▸ Task
Write out each line in which the string "Outlook" is present.
═════ Extracted data
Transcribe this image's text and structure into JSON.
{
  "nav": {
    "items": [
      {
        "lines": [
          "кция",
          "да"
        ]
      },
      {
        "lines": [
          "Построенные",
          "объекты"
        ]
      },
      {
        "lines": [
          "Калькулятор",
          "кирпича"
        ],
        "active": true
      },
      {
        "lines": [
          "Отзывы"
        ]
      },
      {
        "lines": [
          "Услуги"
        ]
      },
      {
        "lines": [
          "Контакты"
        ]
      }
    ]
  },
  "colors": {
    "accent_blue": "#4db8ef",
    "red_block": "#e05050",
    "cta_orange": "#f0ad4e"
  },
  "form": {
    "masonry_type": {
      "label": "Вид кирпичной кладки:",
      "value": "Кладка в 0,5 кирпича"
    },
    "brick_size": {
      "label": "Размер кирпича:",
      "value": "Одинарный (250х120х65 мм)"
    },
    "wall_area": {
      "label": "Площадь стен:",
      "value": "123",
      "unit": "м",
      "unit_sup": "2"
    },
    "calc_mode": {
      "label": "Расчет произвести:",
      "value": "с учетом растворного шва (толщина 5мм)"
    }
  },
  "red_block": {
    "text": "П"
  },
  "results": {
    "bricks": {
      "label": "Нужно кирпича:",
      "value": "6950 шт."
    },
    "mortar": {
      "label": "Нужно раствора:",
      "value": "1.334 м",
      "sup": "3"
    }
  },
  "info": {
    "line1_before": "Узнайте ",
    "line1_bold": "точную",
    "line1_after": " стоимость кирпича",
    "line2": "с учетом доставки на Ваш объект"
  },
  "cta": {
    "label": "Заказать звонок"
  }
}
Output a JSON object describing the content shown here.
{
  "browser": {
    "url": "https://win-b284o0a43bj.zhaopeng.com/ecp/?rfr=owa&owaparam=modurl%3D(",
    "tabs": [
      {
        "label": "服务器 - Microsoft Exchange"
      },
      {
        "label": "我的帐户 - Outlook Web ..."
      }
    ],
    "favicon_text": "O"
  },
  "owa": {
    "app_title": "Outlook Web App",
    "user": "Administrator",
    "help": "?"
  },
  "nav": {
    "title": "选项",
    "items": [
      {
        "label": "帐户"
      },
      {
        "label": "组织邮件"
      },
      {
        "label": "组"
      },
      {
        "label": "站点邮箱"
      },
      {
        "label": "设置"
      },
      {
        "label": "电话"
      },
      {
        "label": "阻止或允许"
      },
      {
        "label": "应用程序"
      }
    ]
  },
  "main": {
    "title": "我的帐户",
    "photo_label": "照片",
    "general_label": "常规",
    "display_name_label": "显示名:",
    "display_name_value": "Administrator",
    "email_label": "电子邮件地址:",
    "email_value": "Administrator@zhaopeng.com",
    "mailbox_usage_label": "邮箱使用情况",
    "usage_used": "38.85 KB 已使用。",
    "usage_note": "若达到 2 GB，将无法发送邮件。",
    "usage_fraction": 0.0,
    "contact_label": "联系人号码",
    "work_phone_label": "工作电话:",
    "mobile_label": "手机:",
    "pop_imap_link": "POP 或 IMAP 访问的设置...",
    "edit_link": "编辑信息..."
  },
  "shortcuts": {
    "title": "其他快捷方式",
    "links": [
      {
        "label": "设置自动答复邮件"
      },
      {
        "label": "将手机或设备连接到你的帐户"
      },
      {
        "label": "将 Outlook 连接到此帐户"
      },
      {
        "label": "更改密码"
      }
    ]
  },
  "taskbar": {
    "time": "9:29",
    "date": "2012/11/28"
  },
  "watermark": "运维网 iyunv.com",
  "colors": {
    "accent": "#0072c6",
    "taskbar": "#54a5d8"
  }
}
══════════
▸ Result for this exercise
        "label": "我的帐户 - Outlook Web ..."
    "app_title": "Outlook Web App",
        "label": "将 Outlook 连接到此帐户"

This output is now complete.